Exercise brief:
Output the full listing below exactly as it reads, and skip anything that is a picture.

Begin The data

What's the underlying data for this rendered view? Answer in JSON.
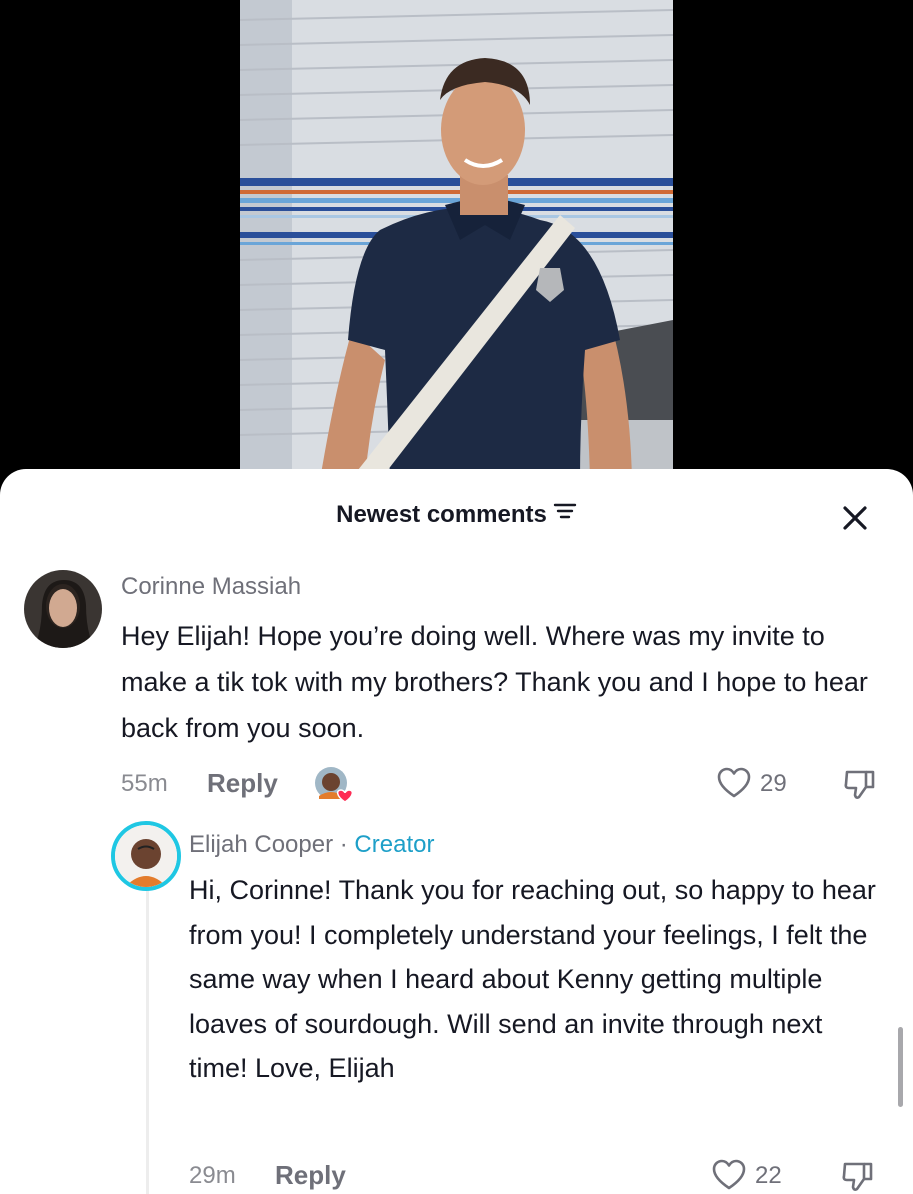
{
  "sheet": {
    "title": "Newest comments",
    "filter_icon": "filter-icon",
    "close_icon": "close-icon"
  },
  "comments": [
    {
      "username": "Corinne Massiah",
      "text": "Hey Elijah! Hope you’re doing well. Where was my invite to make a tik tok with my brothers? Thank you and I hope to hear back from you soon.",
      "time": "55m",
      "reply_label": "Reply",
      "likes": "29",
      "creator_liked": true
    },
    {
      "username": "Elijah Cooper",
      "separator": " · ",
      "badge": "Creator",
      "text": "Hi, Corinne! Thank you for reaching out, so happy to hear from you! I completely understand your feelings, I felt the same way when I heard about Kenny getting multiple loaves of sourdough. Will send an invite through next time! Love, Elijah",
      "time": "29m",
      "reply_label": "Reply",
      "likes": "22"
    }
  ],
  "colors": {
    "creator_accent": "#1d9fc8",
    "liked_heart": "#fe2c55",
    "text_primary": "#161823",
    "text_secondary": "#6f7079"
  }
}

End The data

Output for this task:
What's the underlying data for this rendered view? Answer in JSON.
{
  "sheet": {
    "title": "Newest comments",
    "filter_icon": "filter-icon",
    "close_icon": "close-icon"
  },
  "comments": [
    {
      "username": "Corinne Massiah",
      "text": "Hey Elijah! Hope you’re doing well. Where was my invite to make a tik tok with my brothers? Thank you and I hope to hear back from you soon.",
      "time": "55m",
      "reply_label": "Reply",
      "likes": "29",
      "creator_liked": true
    },
    {
      "username": "Elijah Cooper",
      "separator": " · ",
      "badge": "Creator",
      "text": "Hi, Corinne! Thank you for reaching out, so happy to hear from you! I completely understand your feelings, I felt the same way when I heard about Kenny getting multiple loaves of sourdough. Will send an invite through next time! Love, Elijah",
      "time": "29m",
      "reply_label": "Reply",
      "likes": "22"
    }
  ],
  "colors": {
    "creator_accent": "#1d9fc8",
    "liked_heart": "#fe2c55",
    "text_primary": "#161823",
    "text_secondary": "#6f7079"
  }
}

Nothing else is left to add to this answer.